> _SET EXERCISE_
Collect from the data below each line with "frecuente".

[Stored items]
<<<<

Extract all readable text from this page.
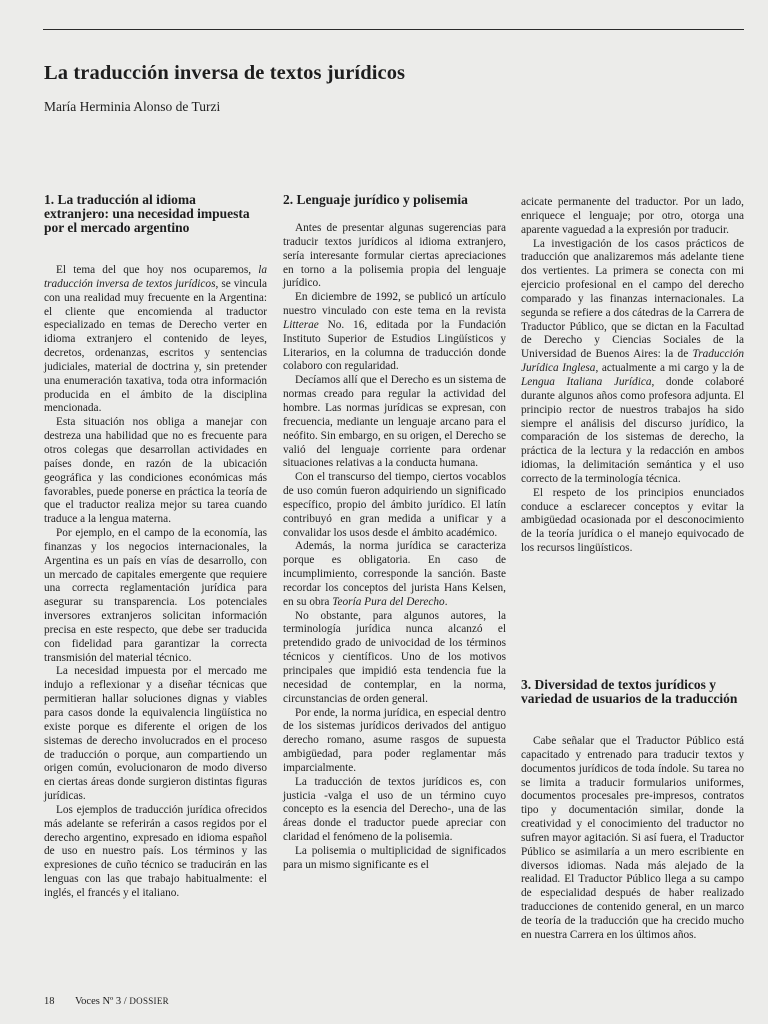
La traducción inversa de textos jurídicos

María Herminia Alonso de Turzi

1. La traducción al idioma extranjero: una necesidad impuesta por el mercado argentino

El tema del que hoy nos ocuparemos, la traducción inversa de textos jurídicos, se vincula con una realidad muy frecuente en la Argentina: el cliente que encomienda al traductor especializado en temas de Derecho verter en idioma extranjero el contenido de leyes, decretos, ordenanzas, escritos y sentencias judiciales, material de doctrina y, sin pretender una enumeración taxativa, toda otra información producida en el ámbito de la disciplina mencionada.

Esta situación nos obliga a manejar con destreza una habilidad que no es frecuente para otros colegas que desarrollan actividades en países donde, en razón de la ubicación geográfica y las condiciones económicas más favorables, puede ponerse en práctica la teoría de que el traductor realiza mejor su tarea cuando traduce a la lengua materna.

Por ejemplo, en el campo de la economía, las finanzas y los negocios internacionales, la Argentina es un país en vías de desarrollo, con un mercado de capitales emergente que requiere una correcta reglamentación jurídica para asegurar su transparencia. Los potenciales inversores extranjeros solicitan información precisa en este respecto, que debe ser traducida con fidelidad para garantizar la correcta transmisión del material técnico.

La necesidad impuesta por el mercado me indujo a reflexionar y a diseñar técnicas que permitieran hallar soluciones dignas y viables para casos donde la equivalencia lingüística no existe porque es diferente el origen de los sistemas de derecho involucrados en el proceso de traducción o porque, aun compartiendo un origen común, evolucionaron de modo diverso en ciertas áreas donde surgieron distintas figuras jurídicas.

Los ejemplos de traducción jurídica ofrecidos más adelante se referirán a casos regidos por el derecho argentino, expresado en idioma español de uso en nuestro país. Los términos y las expresiones de cuño técnico se traducirán en las lenguas con las que trabajo habitualmente: el inglés, el francés y el italiano.

2. Lenguaje jurídico y polisemia

Antes de presentar algunas sugerencias para traducir textos jurídicos al idioma extranjero, sería interesante formular ciertas apreciaciones en torno a la polisemia propia del lenguaje jurídico.

En diciembre de 1992, se publicó un artículo nuestro vinculado con este tema en la revista Litterae No. 16, editada por la Fundación Instituto Superior de Estudios Lingüísticos y Literarios, en la columna de traducción donde colaboro con regularidad.

Decíamos allí que el Derecho es un sistema de normas creado para regular la actividad del hombre. Las normas jurídicas se expresan, con frecuencia, mediante un lenguaje arcano para el neófito. Sin embargo, en su origen, el Derecho se valió del lenguaje corriente para ordenar situaciones relativas a la conducta humana.

Con el transcurso del tiempo, ciertos vocablos de uso común fueron adquiriendo un significado específico, propio del ámbito jurídico. El latín contribuyó en gran medida a unificar y a convalidar los usos desde el ámbito académico.

Además, la norma jurídica se caracteriza porque es obligatoria. En caso de incumplimiento, corresponde la sanción. Baste recordar los conceptos del jurista Hans Kelsen, en su obra Teoría Pura del Derecho.

No obstante, para algunos autores, la terminología jurídica nunca alcanzó el pretendido grado de univocidad de los términos técnicos y científicos. Uno de los motivos principales que impidió esta tendencia fue la necesidad de contemplar, en la norma, circunstancias de orden general.

Por ende, la norma jurídica, en especial dentro de los sistemas jurídicos derivados del antiguo derecho romano, asume rasgos de supuesta ambigüedad, para poder reglamentar más imparcialmente.

La traducción de textos jurídicos es, con justicia -valga el uso de un término cuyo concepto es la esencia del Derecho-, una de las áreas donde el traductor puede apreciar con claridad el fenómeno de la polisemia.

La polisemia o multiplicidad de significados para un mismo significante es el

acicate permanente del traductor. Por un lado, enriquece el lenguaje; por otro, otorga una aparente vaguedad a la expresión por traducir.

La investigación de los casos prácticos de traducción que analizaremos más adelante tiene dos vertientes. La primera se conecta con mi ejercicio profesional en el campo del derecho comparado y las finanzas internacionales. La segunda se refiere a dos cátedras de la Carrera de Traductor Público, que se dictan en la Facultad de Derecho y Ciencias Sociales de la Universidad de Buenos Aires: la de Traducción Jurídica Inglesa, actualmente a mi cargo y la de Lengua Italiana Jurídica, donde colaboré durante algunos años como profesora adjunta. El principio rector de nuestros trabajos ha sido siempre el análisis del discurso jurídico, la comparación de los sistemas de derecho, la práctica de la lectura y la redacción en ambos idiomas, la delimitación semántica y el uso correcto de la terminología técnica.

El respeto de los principios enunciados conduce a esclarecer conceptos y evitar la ambigüedad ocasionada por el desconocimiento de la teoría jurídica o el manejo equivocado de los recursos lingüísticos.

3. Diversidad de textos jurídicos y variedad de usuarios de la traducción

Cabe señalar que el Traductor Público está capacitado y entrenado para traducir textos y documentos jurídicos de toda índole. Su tarea no se limita a traducir formularios uniformes, documentos procesales pre-impresos, contratos tipo y documentación similar, donde la creatividad y el conocimiento del traductor no sufren mayor agitación. Si así fuera, el Traductor Público se asimilaría a un mero escribiente en diversos idiomas. Nada más alejado de la realidad. El Traductor Público llega a su campo de especialidad después de haber realizado traducciones de contenido general, en un marco de teoría de la traducción que ha crecido mucho en nuestra Carrera en los últimos años.

18 Voces Nº 3 / DOSSIER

>>>>

> _SOLVED PROBLEM_
El tema del que hoy nos ocuparemos, la traducción inversa de textos jurídicos, se vincula con una realidad muy frecuente en la Argentina: el cliente que encomienda al traductor especializado en temas de Derecho verter en idioma extranjero el contenido de leyes, decretos, ordenanzas, escritos y sentencias judiciales, material de doctrina y, sin pretender una enumeración taxativa, toda otra información producida en el ámbito de la disciplina mencionada.
Esta situación nos obliga a manejar con destreza una habilidad que no es frecuente para otros colegas que desarrollan actividades en países donde, en razón de la ubicación geográfica y las condiciones económicas más favorables, puede ponerse en práctica la teoría de que el traductor realiza mejor su tarea cuando traduce a la lengua materna.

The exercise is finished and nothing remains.